__Short problem__: Search the listing for "India" and copy every line where it appears.

__Record list__:
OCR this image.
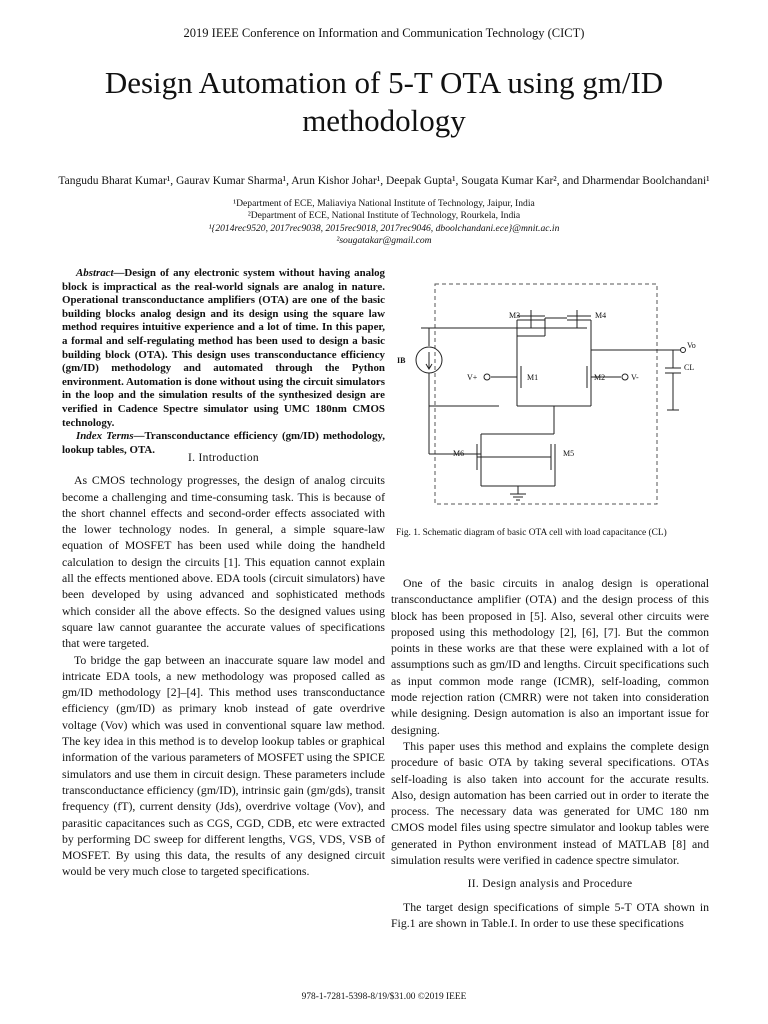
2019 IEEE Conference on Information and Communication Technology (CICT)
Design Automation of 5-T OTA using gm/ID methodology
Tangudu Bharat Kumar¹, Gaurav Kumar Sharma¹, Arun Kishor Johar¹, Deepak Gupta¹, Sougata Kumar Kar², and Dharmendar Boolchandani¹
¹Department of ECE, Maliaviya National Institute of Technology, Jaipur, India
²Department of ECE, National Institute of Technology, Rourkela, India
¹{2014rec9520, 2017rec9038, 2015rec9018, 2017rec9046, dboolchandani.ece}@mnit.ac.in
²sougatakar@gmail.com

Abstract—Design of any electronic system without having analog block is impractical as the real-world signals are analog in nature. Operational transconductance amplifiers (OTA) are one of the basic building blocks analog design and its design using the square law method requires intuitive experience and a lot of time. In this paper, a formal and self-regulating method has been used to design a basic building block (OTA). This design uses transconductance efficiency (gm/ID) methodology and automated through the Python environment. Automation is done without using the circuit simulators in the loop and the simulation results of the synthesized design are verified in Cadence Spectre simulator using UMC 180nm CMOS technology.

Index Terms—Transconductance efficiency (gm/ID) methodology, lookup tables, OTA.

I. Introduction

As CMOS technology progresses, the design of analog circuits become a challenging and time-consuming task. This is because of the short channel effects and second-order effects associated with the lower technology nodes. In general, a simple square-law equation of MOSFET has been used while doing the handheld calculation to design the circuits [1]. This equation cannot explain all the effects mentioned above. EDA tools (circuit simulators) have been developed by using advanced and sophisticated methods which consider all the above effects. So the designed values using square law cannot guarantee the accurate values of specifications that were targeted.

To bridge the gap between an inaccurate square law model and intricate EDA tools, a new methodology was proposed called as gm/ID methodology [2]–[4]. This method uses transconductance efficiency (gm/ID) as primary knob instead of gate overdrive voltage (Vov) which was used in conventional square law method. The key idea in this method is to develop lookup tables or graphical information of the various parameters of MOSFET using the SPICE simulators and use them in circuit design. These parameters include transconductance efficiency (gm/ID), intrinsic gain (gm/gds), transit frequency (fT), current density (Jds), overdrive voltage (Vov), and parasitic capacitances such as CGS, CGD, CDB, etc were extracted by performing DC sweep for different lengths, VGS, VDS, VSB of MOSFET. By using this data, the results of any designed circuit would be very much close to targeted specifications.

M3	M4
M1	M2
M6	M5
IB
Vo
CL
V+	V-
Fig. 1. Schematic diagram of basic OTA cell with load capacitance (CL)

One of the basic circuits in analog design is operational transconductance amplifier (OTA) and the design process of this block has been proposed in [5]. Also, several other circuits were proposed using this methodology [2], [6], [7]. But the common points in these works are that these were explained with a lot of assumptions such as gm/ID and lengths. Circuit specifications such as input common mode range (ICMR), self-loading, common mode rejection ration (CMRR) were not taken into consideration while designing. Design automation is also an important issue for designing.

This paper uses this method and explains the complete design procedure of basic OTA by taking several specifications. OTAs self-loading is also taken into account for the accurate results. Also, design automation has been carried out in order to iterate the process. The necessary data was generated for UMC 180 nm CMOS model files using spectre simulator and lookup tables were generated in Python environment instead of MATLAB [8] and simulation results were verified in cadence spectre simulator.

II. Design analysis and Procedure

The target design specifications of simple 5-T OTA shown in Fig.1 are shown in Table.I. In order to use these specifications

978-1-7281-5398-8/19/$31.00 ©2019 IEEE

__Final result__:
¹Department of ECE, Maliaviya National Institute of Technology, Jaipur, India
²Department of ECE, National Institute of Technology, Rourkela, India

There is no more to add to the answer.